━━━━━ MATERIAL FOR THE TASK ━━━━━

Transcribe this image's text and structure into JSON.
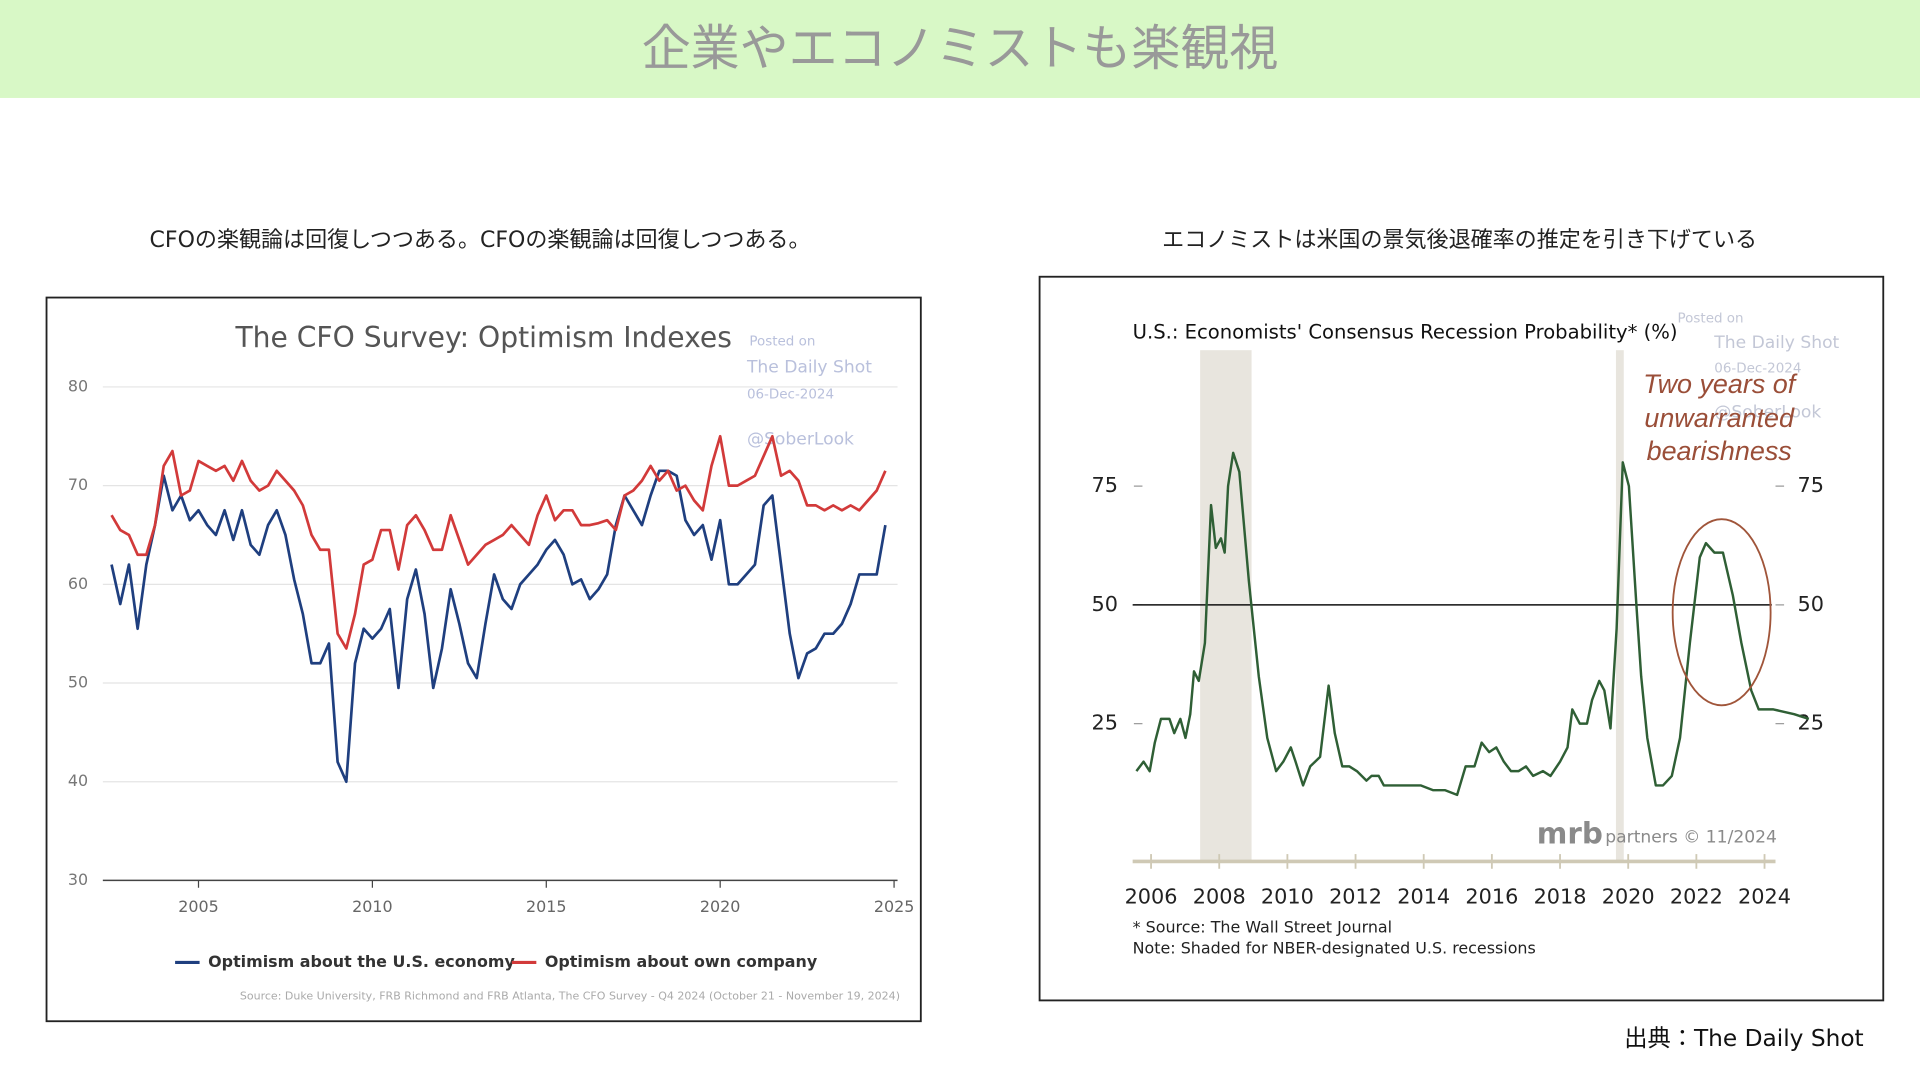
{
  "page": {
    "title": "企業やエコノミストも楽観視",
    "captions": [
      "CFOの楽観論は回復しつつある。CFOの楽観論は回復しつつある。",
      "エコノミストは米国の景気後退確率の推定を引き下げている"
    ],
    "source": "出典：The Daily Shot"
  },
  "chart_data": [
    {
      "type": "line",
      "title": "The CFO Survey: Optimism Indexes",
      "watermark": [
        "Posted on",
        "The Daily Shot",
        "06-Dec-2024",
        "@SoberLook"
      ],
      "x": [
        2002.5,
        2002.75,
        2003,
        2003.25,
        2003.5,
        2003.75,
        2004,
        2004.25,
        2004.5,
        2004.75,
        2005,
        2005.25,
        2005.5,
        2005.75,
        2006,
        2006.25,
        2006.5,
        2006.75,
        2007,
        2007.25,
        2007.5,
        2007.75,
        2008,
        2008.25,
        2008.5,
        2008.75,
        2009,
        2009.25,
        2009.5,
        2009.75,
        2010,
        2010.25,
        2010.5,
        2010.75,
        2011,
        2011.25,
        2011.5,
        2011.75,
        2012,
        2012.25,
        2012.5,
        2012.75,
        2013,
        2013.25,
        2013.5,
        2013.75,
        2014,
        2014.25,
        2014.5,
        2014.75,
        2015,
        2015.25,
        2015.5,
        2015.75,
        2016,
        2016.25,
        2016.5,
        2016.75,
        2017,
        2017.25,
        2017.5,
        2017.75,
        2018,
        2018.25,
        2018.5,
        2018.75,
        2019,
        2019.25,
        2019.5,
        2019.75,
        2020,
        2020.25,
        2020.5,
        2020.75,
        2021,
        2021.25,
        2021.5,
        2021.75,
        2022,
        2022.25,
        2022.5,
        2022.75,
        2023,
        2023.25,
        2023.5,
        2023.75,
        2024,
        2024.25,
        2024.5,
        2024.75
      ],
      "series": [
        {
          "name": "Optimism about the U.S. economy",
          "color": "#1f3f7f",
          "values": [
            62,
            58,
            62,
            55.5,
            62,
            66,
            71,
            67.5,
            69,
            66.5,
            67.5,
            66,
            65,
            67.5,
            64.5,
            67.5,
            64,
            63,
            66,
            67.5,
            65,
            60.5,
            57,
            52,
            52,
            54,
            42,
            40,
            52,
            55.5,
            54.5,
            55.5,
            57.5,
            49.5,
            58.5,
            61.5,
            57,
            49.5,
            53.5,
            59.5,
            56,
            52,
            50.5,
            56,
            61,
            58.5,
            57.5,
            60,
            61,
            62,
            63.5,
            64.5,
            63,
            60,
            60.5,
            58.5,
            59.5,
            61,
            66,
            69,
            67.5,
            66,
            69,
            71.5,
            71.5,
            71,
            66.5,
            65,
            66,
            62.5,
            66.5,
            60,
            60,
            61,
            62,
            68,
            69,
            62,
            55,
            50.5,
            53,
            53.5,
            55,
            55,
            56,
            58,
            61,
            61,
            61,
            66
          ]
        },
        {
          "name": "Optimism about own company",
          "color": "#d23a3a",
          "values": [
            67,
            65.5,
            65,
            63,
            63,
            66,
            72,
            73.5,
            69,
            69.5,
            72.5,
            72,
            71.5,
            72,
            70.5,
            72.5,
            70.5,
            69.5,
            70,
            71.5,
            70.5,
            69.5,
            68,
            65,
            63.5,
            63.5,
            55,
            53.5,
            57,
            62,
            62.5,
            65.5,
            65.5,
            61.5,
            66,
            67,
            65.5,
            63.5,
            63.5,
            67,
            64.5,
            62,
            63,
            64,
            64.5,
            65,
            66,
            65,
            64,
            67,
            69,
            66.5,
            67.5,
            67.5,
            66,
            66,
            66.2,
            66.5,
            65.5,
            69,
            69.5,
            70.5,
            72,
            70.5,
            71.5,
            69.5,
            70,
            68.5,
            67.5,
            72,
            75,
            70,
            70,
            70.5,
            71,
            73,
            75,
            71,
            71.5,
            70.5,
            68,
            68,
            67.5,
            68,
            67.5,
            68,
            67.5,
            68.5,
            69.5,
            71.5
          ]
        }
      ],
      "xlim": [
        2002.25,
        2025.1
      ],
      "xticks": [
        2005,
        2010,
        2015,
        2020,
        2025
      ],
      "ylim": [
        30,
        80
      ],
      "yticks": [
        30,
        40,
        50,
        60,
        70,
        80
      ],
      "grid": true,
      "legend": "bottom",
      "source": "Source: Duke University, FRB Richmond and FRB Atlanta, The CFO Survey - Q4 2024 (October 21 - November 19, 2024)"
    },
    {
      "type": "line",
      "title": "U.S.: Economists' Consensus Recession Probability* (%)",
      "watermark": [
        "Posted on",
        "The Daily Shot",
        "06-Dec-2024",
        "@SoberLook"
      ],
      "x": [
        2005.57,
        2005.78,
        2005.96,
        2006.11,
        2006.29,
        2006.54,
        2006.68,
        2006.86,
        2007.01,
        2007.15,
        2007.26,
        2007.4,
        2007.58,
        2007.76,
        2007.9,
        2008.05,
        2008.16,
        2008.26,
        2008.41,
        2008.59,
        2008.87,
        2009.16,
        2009.41,
        2009.67,
        2009.88,
        2010.1,
        2010.24,
        2010.46,
        2010.67,
        2010.96,
        2011.21,
        2011.39,
        2011.61,
        2011.82,
        2012.04,
        2012.32,
        2012.47,
        2012.68,
        2012.83,
        2013.19,
        2013.55,
        2013.91,
        2014.27,
        2014.62,
        2014.98,
        2015.23,
        2015.49,
        2015.7,
        2015.92,
        2016.13,
        2016.35,
        2016.56,
        2016.78,
        2017,
        2017.21,
        2017.5,
        2017.72,
        2018,
        2018.22,
        2018.36,
        2018.58,
        2018.79,
        2018.94,
        2019.15,
        2019.3,
        2019.48,
        2019.66,
        2019.84,
        2020.02,
        2020.24,
        2020.38,
        2020.56,
        2020.81,
        2021.02,
        2021.28,
        2021.52,
        2021.81,
        2022.1,
        2022.28,
        2022.53,
        2022.78,
        2023.07,
        2023.32,
        2023.61,
        2023.83,
        2024.26,
        2024.87,
        2025.3
      ],
      "series": [
        {
          "color": "#2f5f35",
          "values": [
            15,
            17,
            15,
            21,
            26,
            26,
            23,
            26,
            22,
            27,
            36,
            34,
            42,
            71,
            62,
            64,
            61,
            75,
            82,
            78,
            55,
            35,
            22,
            15,
            17,
            20,
            17,
            12,
            16,
            18,
            33,
            23,
            16,
            16,
            15,
            13,
            14,
            14,
            12,
            12,
            12,
            12,
            11,
            11,
            10,
            16,
            16,
            21,
            19,
            20,
            17,
            15,
            15,
            16,
            14,
            15,
            14,
            17,
            20,
            28,
            25,
            25,
            30,
            34,
            32,
            24,
            45,
            80,
            75,
            50,
            35,
            22,
            12,
            12,
            14,
            22,
            42,
            60,
            63,
            61,
            61,
            52,
            42,
            32,
            28,
            28,
            27,
            26
          ]
        }
      ],
      "xlim": [
        2005.46,
        2025.4
      ],
      "xticks": [
        2006,
        2008,
        2010,
        2012,
        2014,
        2016,
        2018,
        2020,
        2022,
        2024
      ],
      "ylim": [
        -4,
        100
      ],
      "yticks": [
        25,
        50,
        75
      ],
      "mirror_yticks": true,
      "reference_line": 50,
      "shaded": [
        [
          2007.44,
          2008.95
        ],
        [
          2019.64,
          2019.87
        ]
      ],
      "annotation": [
        "Two years of",
        "unwarranted",
        "bearishness"
      ],
      "logo": "mrb",
      "credit": "partners © 11/2024",
      "notes": [
        "* Source: The Wall Street Journal",
        "Note: Shaded for NBER-designated U.S. recessions"
      ]
    }
  ]
}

━━━━━

- **THE TASK**:
How many lines in the records above contain the word "title"? Reply with the number alone.

- **OUTPUT OF THE EXERCISE**:
3